## What you have to do
Return, unchanged, the items between the line holding "contour-label: 1.5 [587, 376, 611, 394]" and the line holding "colorbar-tick-label: 0.24 [693, 573, 724, 589]", inclusive.
- - - - -
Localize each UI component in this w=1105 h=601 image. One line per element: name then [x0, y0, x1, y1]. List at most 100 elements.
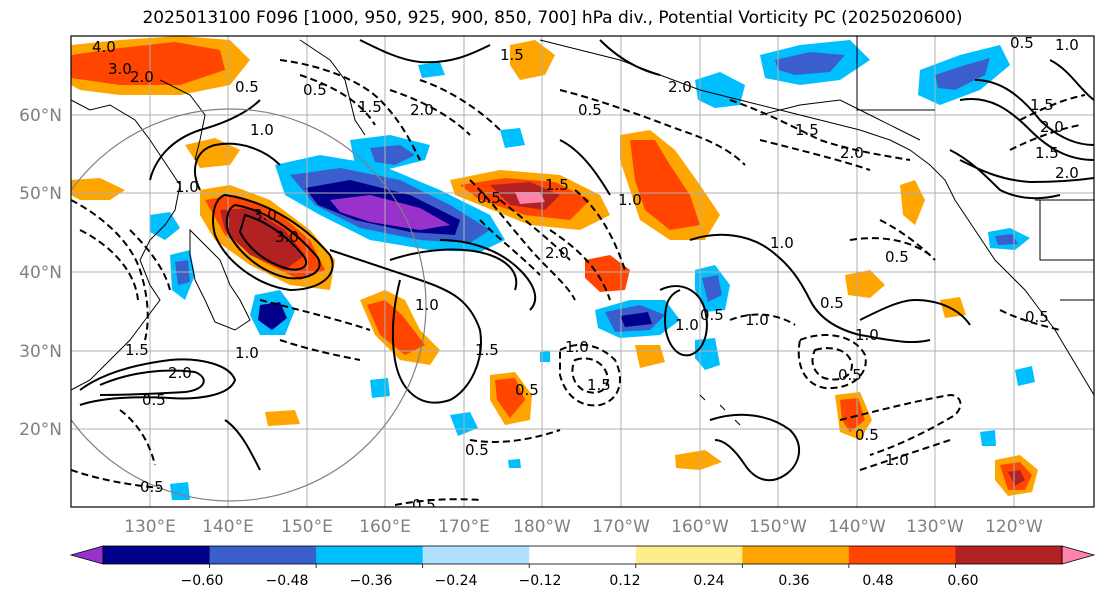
contour-label: 1.5 [587, 376, 611, 394]
lon-tick-label: 120°W [985, 517, 1043, 537]
contour-label: 2.0 [168, 364, 192, 382]
colorbar-tick-label: 0.48 [862, 573, 893, 589]
contour-label: 1.0 [618, 191, 642, 209]
lon-axis: 130°E 140°E 150°E 160°E 170°E 180°W 170°… [124, 517, 1043, 537]
colorbar-tick-label: 0.24 [693, 573, 724, 589]
contour-label: 4.0 [92, 38, 116, 56]
contour-label: 3.0 [275, 228, 299, 246]
colorbar-tick-label: 0.36 [778, 573, 809, 589]
lat-tick-label: 50°N [19, 184, 62, 204]
contour-label: 0.5 [820, 294, 844, 312]
contour-label: 1.5 [1035, 144, 1059, 162]
contour-label: 1.5 [795, 121, 819, 139]
contour-label: 0.5 [235, 78, 259, 96]
colorbar-segment [742, 546, 850, 564]
colorbar-tick-label: −0.12 [519, 573, 562, 589]
contour-label: 0.5 [1010, 34, 1034, 52]
contour-label: 1.0 [770, 234, 794, 252]
colorbar-segment [529, 546, 637, 564]
colorbar-segment [316, 546, 424, 564]
lon-tick-label: 180°W [513, 517, 571, 537]
colorbar-segment [955, 546, 1063, 564]
contour-label: 1.5 [475, 341, 499, 359]
contour-label: 1.0 [855, 326, 879, 344]
lat-axis: 20°N 30°N 40°N 50°N 60°N [19, 106, 62, 440]
contour-label: 1.0 [235, 344, 259, 362]
contour-label: 0.5 [140, 478, 164, 496]
contour-label: 1.5 [500, 46, 524, 64]
colorbar-extend-min [69, 545, 104, 565]
colorbar-tick-label: −0.48 [266, 573, 309, 589]
lat-tick-label: 40°N [19, 263, 62, 283]
lon-tick-label: 160°W [671, 517, 729, 537]
contour-label: 1.0 [1055, 36, 1079, 54]
pv-negative-fills [150, 40, 1035, 500]
lat-tick-label: 30°N [19, 342, 62, 362]
colorbar-segment [103, 546, 211, 564]
colorbar: −0.60 −0.48 −0.36 −0.24 −0.12 0.12 0.24 … [69, 545, 1096, 589]
contour-label: 2.0 [410, 101, 434, 119]
lon-tick-label: 160°E [359, 517, 411, 537]
contour-labels: 4.0 3.0 2.0 3.0 3.0 0.5 1.0 1.0 0.5 1.5 … [92, 34, 1079, 514]
contour-label: 3.0 [108, 60, 132, 78]
contour-label: 0.5 [412, 496, 436, 514]
pv-positive-fills [71, 36, 1038, 496]
lon-tick-label: 130°E [124, 517, 176, 537]
contour-label: 0.5 [855, 426, 879, 444]
colorbar-segment [848, 546, 956, 564]
contour-label: 1.0 [885, 451, 909, 469]
contour-label: 1.5 [125, 341, 149, 359]
contour-label: 2.0 [545, 244, 569, 262]
contour-label: 0.5 [465, 441, 489, 459]
contour-label: 1.0 [250, 121, 274, 139]
colorbar-segment [635, 546, 743, 564]
lon-tick-label: 130°W [906, 517, 964, 537]
projection-circle [71, 108, 427, 502]
contour-label: 3.0 [253, 206, 277, 224]
contour-label: 0.5 [515, 381, 539, 399]
contour-label: 2.0 [840, 144, 864, 162]
lon-tick-label: 170°E [438, 517, 490, 537]
colorbar-segment [209, 546, 317, 564]
contour-label: 1.0 [745, 311, 769, 329]
contours-dashed [71, 59, 1086, 506]
lat-tick-label: 60°N [19, 106, 62, 126]
contour-label: 0.5 [838, 366, 862, 384]
contours-solid [79, 39, 1094, 482]
colorbar-tick-label: −0.60 [181, 573, 224, 589]
contour-label: 2.0 [130, 68, 154, 86]
colorbar-segment [422, 546, 530, 564]
coastlines [71, 36, 1094, 426]
contour-label: 1.5 [545, 176, 569, 194]
colorbar-tick-label: 0.12 [609, 573, 640, 589]
map-title: 2025013100 F096 [1000, 950, 925, 900, 85… [142, 8, 963, 28]
colorbar-extend-max [1061, 545, 1096, 565]
contour-label: 0.5 [303, 81, 327, 99]
lon-tick-label: 140°W [828, 517, 886, 537]
colorbar-tick-label: 0.60 [947, 573, 978, 589]
contour-label: 0.5 [700, 306, 724, 324]
plot-frame [70, 35, 1095, 508]
grid-lines [71, 36, 1094, 507]
colorbar-tick-label: −0.24 [435, 573, 478, 589]
contour-label: 1.5 [358, 98, 382, 116]
lon-tick-label: 150°E [281, 517, 333, 537]
contour-label: 1.0 [175, 178, 199, 196]
contour-label: 0.5 [477, 189, 501, 207]
contour-label: 2.0 [1040, 118, 1064, 136]
colorbar-tick-labels: −0.60 −0.48 −0.36 −0.24 −0.12 0.12 0.24 … [181, 573, 979, 589]
contour-label: 1.5 [1030, 96, 1054, 114]
lon-tick-label: 170°W [592, 517, 650, 537]
colorbar-tick-label: −0.36 [350, 573, 393, 589]
contour-label: 0.5 [885, 248, 909, 266]
contour-label: 2.0 [1055, 164, 1079, 182]
contour-label: 0.5 [578, 101, 602, 119]
colorbar-frame [102, 545, 1063, 565]
contour-label: 2.0 [668, 78, 692, 96]
colorbar-segments [69, 545, 1096, 568]
contour-label: 0.5 [142, 391, 166, 409]
contour-label: 1.0 [675, 316, 699, 334]
lat-tick-label: 20°N [19, 420, 62, 440]
plot-area: 4.0 3.0 2.0 3.0 3.0 0.5 1.0 1.0 0.5 1.5 … [71, 34, 1094, 514]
- - - - -
## Written solution
contour-label: 1.5 [587, 376, 611, 394]
lon-tick-label: 120°W [985, 517, 1043, 537]
contour-label: 2.0 [168, 364, 192, 382]
colorbar-tick-label: 0.48 [862, 573, 893, 589]
contour-label: 1.0 [618, 191, 642, 209]
lon-axis: 130°E 140°E 150°E 160°E 170°E 180°W 170°… [124, 517, 1043, 537]
colorbar-tick-label: 0.24 [693, 573, 724, 589]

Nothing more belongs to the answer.